--- BEGIN Data to use ---

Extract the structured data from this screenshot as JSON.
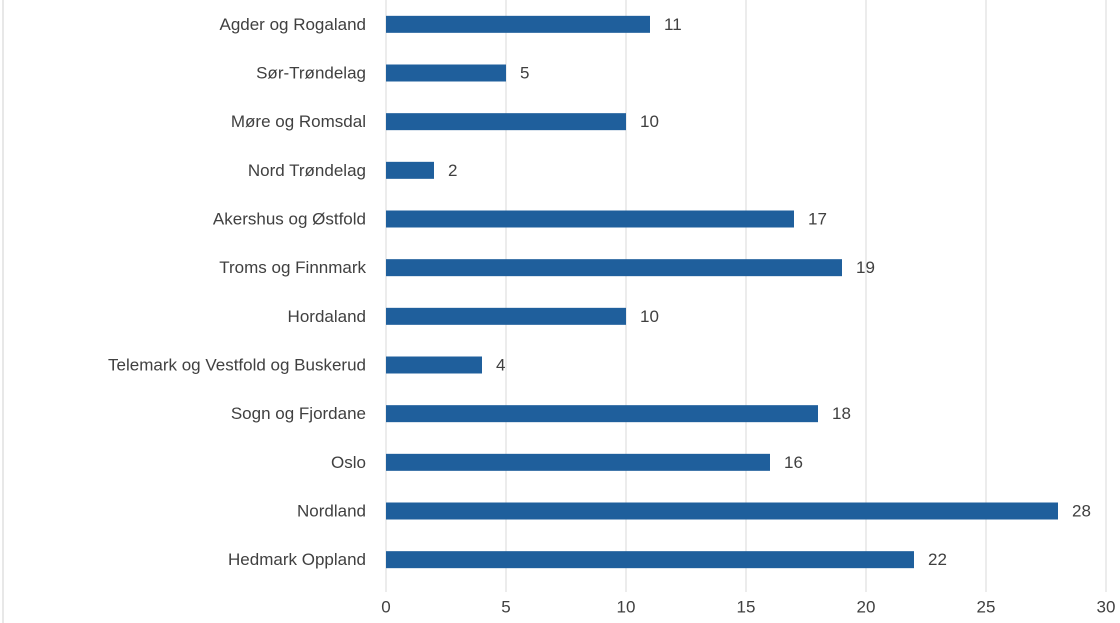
{
  "chart_data": {
    "type": "bar",
    "orientation": "horizontal",
    "categories": [
      "Agder og Rogaland",
      "Sør-Trøndelag",
      "Møre og Romsdal",
      "Nord Trøndelag",
      "Akershus og Østfold",
      "Troms og Finnmark",
      "Hordaland",
      "Telemark og Vestfold og Buskerud",
      "Sogn og Fjordane",
      "Oslo",
      "Nordland",
      "Hedmark Oppland"
    ],
    "values": [
      11,
      5,
      10,
      2,
      17,
      19,
      10,
      4,
      18,
      16,
      28,
      22
    ],
    "color": "#1f5f9c",
    "xlim": [
      0,
      30
    ],
    "xticks": [
      0,
      5,
      10,
      15,
      20,
      25,
      30
    ],
    "grid": true
  }
}
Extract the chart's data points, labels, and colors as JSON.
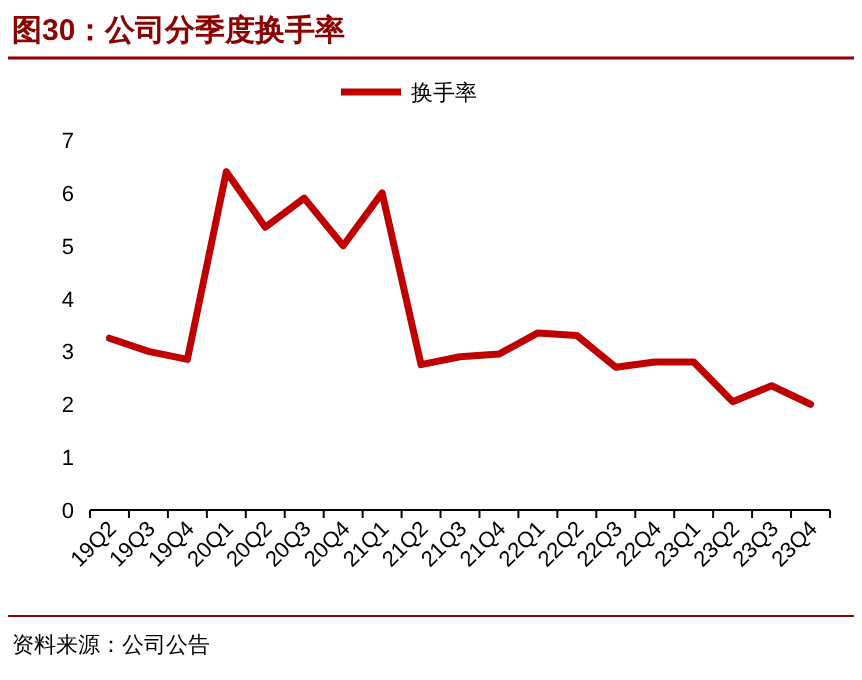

--- END Data to use ---

• _The problem_
From the listing above, print every entry precisely and drop the pictures.

• _Solution below_
Extract the structured data from this screenshot as JSON.
{
  "chart_data": {
    "type": "bar",
    "orientation": "horizontal",
    "categories": [
      "Agder og Rogaland",
      "Sør-Trøndelag",
      "Møre og Romsdal",
      "Nord Trøndelag",
      "Akershus og Østfold",
      "Troms og Finnmark",
      "Hordaland",
      "Telemark og Vestfold og Buskerud",
      "Sogn og Fjordane",
      "Oslo",
      "Nordland",
      "Hedmark Oppland"
    ],
    "values": [
      11,
      5,
      10,
      2,
      17,
      19,
      10,
      4,
      18,
      16,
      28,
      22
    ],
    "color": "#1f5f9c",
    "xlim": [
      0,
      30
    ],
    "xticks": [
      0,
      5,
      10,
      15,
      20,
      25,
      30
    ],
    "grid": true
  }
}
Extract the chart's data points, labels, and colors as JSON.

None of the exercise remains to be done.